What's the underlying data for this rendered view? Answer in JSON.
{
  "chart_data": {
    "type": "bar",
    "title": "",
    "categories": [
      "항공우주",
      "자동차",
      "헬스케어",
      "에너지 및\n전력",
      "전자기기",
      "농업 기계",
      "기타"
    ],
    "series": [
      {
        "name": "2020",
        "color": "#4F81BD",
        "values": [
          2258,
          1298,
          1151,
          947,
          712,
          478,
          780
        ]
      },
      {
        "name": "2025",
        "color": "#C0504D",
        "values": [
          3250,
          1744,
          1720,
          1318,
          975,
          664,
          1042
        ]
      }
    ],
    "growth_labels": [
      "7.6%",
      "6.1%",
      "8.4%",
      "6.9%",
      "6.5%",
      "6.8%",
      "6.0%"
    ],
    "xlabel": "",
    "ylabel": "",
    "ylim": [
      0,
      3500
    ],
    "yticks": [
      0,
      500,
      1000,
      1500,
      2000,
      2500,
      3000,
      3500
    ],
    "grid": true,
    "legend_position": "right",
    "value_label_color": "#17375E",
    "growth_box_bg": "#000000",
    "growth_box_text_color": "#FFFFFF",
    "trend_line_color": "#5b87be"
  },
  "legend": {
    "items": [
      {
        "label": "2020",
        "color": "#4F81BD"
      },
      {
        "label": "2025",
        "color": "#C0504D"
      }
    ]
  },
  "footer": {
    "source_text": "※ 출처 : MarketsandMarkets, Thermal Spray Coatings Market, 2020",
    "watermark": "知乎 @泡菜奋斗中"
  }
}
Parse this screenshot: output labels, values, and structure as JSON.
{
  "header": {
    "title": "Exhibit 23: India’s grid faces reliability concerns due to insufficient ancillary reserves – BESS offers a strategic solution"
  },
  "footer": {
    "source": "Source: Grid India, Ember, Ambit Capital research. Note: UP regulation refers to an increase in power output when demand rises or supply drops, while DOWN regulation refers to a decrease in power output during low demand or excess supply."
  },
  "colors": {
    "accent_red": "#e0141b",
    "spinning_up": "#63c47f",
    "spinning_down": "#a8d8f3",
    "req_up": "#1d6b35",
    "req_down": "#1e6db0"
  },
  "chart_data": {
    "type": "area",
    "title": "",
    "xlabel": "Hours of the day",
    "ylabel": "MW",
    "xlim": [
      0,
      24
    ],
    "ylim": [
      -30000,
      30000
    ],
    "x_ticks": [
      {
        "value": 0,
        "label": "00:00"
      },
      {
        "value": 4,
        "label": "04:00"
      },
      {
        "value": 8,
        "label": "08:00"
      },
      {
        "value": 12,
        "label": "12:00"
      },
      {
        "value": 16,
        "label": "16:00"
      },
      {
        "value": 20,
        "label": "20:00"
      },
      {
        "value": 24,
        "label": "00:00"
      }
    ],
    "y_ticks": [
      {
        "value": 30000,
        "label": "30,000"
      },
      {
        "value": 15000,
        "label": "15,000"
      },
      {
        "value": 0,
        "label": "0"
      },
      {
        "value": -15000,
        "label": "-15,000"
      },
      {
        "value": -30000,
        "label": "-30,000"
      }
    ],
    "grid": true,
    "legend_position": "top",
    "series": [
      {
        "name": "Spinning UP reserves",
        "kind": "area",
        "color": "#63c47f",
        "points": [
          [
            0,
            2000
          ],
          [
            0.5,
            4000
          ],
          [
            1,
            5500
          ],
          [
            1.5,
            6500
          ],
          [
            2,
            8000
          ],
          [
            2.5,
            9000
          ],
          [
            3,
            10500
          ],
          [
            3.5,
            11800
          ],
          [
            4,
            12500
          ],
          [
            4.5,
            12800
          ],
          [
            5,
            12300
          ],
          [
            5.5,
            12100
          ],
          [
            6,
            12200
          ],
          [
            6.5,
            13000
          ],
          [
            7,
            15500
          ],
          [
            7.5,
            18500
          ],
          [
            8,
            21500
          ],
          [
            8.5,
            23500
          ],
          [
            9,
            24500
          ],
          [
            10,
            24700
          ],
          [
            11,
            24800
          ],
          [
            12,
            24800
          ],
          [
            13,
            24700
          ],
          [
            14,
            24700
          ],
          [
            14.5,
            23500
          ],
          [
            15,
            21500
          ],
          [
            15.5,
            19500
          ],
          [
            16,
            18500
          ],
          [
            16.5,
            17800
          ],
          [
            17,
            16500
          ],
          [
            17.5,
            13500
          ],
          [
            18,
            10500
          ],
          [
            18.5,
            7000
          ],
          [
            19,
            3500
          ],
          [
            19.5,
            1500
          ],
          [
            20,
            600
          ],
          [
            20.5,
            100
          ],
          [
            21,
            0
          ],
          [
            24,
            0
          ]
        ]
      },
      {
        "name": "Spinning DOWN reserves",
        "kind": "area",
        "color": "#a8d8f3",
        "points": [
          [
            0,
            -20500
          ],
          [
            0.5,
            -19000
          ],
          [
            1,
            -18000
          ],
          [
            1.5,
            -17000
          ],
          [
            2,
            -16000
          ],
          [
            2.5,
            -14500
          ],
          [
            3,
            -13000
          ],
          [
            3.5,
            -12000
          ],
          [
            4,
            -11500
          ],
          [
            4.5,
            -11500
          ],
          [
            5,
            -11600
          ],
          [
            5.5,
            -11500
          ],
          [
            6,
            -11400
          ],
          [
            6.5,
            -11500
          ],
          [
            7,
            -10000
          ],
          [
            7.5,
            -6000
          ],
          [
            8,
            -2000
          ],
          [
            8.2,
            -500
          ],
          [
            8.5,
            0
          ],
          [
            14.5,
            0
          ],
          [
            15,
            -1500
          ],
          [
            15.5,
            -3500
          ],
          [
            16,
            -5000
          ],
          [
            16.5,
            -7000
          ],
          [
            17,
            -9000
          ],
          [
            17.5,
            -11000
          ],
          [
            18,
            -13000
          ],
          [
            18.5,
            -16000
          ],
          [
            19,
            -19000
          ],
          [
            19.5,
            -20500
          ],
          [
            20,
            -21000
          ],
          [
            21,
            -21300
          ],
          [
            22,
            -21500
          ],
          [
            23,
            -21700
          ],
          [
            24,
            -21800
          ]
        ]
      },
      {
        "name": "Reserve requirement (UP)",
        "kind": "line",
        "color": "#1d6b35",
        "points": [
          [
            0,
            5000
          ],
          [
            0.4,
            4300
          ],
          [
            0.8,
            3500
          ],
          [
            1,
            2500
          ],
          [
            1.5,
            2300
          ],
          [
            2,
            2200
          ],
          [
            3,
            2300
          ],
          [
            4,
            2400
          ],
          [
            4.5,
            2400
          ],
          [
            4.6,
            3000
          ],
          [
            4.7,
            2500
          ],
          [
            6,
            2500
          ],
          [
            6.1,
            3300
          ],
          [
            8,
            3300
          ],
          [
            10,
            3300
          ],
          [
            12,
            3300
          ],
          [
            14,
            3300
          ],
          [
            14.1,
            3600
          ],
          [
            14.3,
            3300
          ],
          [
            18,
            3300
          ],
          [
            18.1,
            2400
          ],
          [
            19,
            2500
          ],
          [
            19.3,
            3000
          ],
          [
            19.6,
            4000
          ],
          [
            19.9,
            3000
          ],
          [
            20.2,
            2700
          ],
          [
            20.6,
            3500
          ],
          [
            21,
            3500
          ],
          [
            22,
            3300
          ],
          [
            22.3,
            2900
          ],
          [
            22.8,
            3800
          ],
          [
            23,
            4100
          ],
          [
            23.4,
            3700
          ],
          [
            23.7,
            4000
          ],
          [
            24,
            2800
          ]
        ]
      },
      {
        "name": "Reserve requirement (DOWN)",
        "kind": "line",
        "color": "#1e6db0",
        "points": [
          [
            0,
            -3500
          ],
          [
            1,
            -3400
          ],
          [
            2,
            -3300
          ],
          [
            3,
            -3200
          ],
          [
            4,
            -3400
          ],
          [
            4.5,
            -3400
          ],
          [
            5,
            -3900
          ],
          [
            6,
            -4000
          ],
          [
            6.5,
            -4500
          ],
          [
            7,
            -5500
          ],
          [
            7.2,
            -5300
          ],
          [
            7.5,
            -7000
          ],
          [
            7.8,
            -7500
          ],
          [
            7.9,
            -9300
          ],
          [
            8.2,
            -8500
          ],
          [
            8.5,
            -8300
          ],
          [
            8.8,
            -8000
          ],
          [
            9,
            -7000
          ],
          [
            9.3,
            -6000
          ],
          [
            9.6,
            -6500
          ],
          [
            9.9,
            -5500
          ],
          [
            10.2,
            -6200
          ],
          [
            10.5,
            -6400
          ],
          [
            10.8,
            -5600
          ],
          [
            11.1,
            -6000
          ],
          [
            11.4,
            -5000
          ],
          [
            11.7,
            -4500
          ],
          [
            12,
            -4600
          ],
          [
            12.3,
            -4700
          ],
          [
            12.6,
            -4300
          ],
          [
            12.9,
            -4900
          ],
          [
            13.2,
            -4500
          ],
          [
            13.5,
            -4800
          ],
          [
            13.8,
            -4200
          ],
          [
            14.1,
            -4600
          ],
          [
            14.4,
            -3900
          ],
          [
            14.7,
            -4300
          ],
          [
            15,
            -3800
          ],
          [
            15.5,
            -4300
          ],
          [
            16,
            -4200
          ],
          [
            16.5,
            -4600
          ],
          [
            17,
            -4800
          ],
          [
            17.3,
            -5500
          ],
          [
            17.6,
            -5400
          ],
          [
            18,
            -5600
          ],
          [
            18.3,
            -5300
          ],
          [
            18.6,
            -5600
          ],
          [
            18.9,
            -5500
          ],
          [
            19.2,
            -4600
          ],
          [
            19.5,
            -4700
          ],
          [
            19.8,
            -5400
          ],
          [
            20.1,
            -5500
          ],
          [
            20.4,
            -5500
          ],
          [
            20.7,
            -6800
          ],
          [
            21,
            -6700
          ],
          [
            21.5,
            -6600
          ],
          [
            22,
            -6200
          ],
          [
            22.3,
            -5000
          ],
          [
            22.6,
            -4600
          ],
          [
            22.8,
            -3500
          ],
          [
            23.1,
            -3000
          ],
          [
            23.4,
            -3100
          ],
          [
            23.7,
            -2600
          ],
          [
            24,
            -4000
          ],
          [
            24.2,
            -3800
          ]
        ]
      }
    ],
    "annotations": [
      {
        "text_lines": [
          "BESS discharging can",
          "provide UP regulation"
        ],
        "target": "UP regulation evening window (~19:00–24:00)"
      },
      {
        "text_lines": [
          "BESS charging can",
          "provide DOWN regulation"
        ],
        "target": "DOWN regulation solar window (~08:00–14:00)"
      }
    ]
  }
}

----------------------------------------

**Aim**
Work through the records line by line and tally those with the word "this". Report only the total.

**Solution**
2